_Direction_: How many lines in the records below hold the string "سيرة"? Please answer with the number and nothing more.

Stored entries
.....

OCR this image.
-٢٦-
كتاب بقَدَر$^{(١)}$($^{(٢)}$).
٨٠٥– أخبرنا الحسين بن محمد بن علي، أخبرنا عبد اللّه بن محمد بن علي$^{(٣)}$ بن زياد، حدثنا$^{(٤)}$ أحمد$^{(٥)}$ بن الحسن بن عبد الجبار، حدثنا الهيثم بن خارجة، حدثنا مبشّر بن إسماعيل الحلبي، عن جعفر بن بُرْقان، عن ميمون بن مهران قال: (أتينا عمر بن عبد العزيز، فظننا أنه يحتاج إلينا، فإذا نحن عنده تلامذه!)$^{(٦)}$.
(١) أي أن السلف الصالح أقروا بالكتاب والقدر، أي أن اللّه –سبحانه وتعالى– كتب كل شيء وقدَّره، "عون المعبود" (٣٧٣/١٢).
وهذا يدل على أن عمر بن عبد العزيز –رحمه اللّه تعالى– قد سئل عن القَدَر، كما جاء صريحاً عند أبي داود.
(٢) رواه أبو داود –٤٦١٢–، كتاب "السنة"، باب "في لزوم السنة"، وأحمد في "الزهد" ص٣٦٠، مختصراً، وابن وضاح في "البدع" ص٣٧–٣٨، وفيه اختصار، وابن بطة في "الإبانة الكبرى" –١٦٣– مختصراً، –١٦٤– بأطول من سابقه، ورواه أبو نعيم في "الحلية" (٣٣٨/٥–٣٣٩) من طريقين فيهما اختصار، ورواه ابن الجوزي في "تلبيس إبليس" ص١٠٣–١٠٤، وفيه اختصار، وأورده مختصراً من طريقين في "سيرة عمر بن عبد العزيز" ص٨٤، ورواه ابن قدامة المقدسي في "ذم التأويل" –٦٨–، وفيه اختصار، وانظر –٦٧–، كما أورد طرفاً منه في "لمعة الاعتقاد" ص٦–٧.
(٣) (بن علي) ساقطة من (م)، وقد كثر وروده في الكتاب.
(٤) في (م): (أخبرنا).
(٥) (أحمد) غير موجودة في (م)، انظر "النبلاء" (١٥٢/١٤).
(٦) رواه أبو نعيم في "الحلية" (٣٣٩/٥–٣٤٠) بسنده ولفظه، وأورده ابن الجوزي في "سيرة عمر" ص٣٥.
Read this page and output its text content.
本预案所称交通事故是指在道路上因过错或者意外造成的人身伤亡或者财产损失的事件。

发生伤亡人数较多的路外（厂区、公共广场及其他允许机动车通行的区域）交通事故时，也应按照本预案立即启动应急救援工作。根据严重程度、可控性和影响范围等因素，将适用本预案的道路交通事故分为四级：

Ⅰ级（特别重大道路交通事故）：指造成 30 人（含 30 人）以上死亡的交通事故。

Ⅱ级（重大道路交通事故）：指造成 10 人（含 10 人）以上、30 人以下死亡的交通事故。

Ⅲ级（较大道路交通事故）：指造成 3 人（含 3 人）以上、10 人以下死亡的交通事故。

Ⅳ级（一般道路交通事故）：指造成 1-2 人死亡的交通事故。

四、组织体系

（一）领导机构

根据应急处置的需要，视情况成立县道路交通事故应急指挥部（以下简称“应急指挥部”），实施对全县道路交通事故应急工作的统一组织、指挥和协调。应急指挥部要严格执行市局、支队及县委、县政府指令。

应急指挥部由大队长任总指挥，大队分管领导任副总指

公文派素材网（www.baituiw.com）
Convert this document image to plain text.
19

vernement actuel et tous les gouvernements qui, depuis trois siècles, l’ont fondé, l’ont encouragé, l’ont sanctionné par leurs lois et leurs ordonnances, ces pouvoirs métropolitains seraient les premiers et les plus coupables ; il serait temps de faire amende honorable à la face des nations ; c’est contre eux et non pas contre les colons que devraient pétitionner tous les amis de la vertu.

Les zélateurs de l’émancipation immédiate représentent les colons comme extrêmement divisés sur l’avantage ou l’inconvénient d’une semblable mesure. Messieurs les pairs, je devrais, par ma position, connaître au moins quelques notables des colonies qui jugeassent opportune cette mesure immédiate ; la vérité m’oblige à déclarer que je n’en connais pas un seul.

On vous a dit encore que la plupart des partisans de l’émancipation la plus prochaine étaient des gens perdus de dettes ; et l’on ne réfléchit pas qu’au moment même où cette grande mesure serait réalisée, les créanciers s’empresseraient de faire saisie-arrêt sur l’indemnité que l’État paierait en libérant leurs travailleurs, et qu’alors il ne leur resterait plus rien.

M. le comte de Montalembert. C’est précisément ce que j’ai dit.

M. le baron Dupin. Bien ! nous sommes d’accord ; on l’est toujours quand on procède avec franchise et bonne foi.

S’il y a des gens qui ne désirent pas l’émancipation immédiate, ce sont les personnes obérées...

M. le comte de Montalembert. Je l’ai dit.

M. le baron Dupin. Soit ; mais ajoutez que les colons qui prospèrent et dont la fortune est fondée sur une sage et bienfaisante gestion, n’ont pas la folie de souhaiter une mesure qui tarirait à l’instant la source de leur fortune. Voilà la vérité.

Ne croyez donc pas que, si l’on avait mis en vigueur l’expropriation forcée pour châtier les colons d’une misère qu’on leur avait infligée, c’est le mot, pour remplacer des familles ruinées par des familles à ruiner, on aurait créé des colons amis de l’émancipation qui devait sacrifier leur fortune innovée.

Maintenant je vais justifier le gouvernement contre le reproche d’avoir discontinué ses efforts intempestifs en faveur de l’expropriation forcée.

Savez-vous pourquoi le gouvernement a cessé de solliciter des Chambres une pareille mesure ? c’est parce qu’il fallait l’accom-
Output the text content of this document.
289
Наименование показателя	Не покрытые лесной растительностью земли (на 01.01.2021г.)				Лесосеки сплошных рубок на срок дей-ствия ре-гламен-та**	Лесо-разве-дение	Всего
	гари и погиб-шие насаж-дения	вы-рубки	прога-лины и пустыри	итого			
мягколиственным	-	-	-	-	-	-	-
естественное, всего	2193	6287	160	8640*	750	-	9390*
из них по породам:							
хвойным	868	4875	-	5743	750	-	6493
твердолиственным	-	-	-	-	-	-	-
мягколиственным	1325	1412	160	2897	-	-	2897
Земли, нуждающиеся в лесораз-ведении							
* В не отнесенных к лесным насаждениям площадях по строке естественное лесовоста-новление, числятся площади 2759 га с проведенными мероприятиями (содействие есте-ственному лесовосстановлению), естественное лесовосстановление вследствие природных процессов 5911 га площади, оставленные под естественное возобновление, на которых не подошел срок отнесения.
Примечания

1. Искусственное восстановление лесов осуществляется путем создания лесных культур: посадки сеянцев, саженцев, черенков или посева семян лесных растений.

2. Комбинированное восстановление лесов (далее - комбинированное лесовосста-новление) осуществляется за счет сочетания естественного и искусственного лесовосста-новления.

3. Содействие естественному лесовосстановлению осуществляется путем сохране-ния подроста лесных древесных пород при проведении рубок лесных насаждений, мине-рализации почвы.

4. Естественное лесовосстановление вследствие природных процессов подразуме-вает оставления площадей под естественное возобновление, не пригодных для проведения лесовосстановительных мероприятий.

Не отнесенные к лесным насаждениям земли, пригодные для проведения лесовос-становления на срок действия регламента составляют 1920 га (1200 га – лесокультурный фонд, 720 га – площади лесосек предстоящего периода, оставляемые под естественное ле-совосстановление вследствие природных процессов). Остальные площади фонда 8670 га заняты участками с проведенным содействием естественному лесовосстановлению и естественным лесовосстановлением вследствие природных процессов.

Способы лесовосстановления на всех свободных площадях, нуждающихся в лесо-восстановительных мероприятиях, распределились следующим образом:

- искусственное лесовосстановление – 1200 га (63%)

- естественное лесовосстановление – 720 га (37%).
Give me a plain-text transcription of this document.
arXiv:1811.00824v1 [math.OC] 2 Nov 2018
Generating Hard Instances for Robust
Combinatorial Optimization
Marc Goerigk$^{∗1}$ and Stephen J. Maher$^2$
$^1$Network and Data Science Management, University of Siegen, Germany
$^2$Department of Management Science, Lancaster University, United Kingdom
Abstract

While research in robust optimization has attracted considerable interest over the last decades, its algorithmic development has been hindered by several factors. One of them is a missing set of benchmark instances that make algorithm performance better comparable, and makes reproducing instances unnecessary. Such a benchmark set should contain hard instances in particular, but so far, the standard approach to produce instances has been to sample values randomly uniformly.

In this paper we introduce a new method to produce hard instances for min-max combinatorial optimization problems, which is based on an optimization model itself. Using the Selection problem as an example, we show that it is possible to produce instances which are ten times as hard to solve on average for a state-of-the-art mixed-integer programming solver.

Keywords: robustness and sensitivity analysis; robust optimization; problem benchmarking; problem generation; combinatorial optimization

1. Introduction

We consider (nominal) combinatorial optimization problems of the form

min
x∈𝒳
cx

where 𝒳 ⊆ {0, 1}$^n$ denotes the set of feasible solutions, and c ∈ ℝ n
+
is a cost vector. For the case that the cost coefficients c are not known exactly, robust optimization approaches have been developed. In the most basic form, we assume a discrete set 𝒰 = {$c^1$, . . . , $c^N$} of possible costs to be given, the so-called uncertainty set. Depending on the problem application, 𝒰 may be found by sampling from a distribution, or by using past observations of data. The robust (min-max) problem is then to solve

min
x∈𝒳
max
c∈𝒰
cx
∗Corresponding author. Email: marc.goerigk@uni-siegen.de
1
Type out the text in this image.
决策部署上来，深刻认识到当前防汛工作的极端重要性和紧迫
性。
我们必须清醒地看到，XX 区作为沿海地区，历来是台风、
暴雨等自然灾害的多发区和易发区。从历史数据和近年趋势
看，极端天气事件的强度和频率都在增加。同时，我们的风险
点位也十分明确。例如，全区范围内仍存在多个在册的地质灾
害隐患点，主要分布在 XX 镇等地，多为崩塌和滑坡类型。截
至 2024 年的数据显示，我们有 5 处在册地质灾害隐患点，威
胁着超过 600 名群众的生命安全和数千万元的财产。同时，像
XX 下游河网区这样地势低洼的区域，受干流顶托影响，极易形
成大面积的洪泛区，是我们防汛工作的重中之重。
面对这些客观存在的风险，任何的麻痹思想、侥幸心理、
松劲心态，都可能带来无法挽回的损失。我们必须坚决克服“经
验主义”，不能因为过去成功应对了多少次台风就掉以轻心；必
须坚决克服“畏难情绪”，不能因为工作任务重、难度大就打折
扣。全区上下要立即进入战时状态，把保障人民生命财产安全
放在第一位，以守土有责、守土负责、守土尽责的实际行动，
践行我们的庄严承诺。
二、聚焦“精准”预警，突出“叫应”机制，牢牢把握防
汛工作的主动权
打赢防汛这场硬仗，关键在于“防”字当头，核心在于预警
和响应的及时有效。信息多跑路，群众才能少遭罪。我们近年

.....

_Task solution_: 2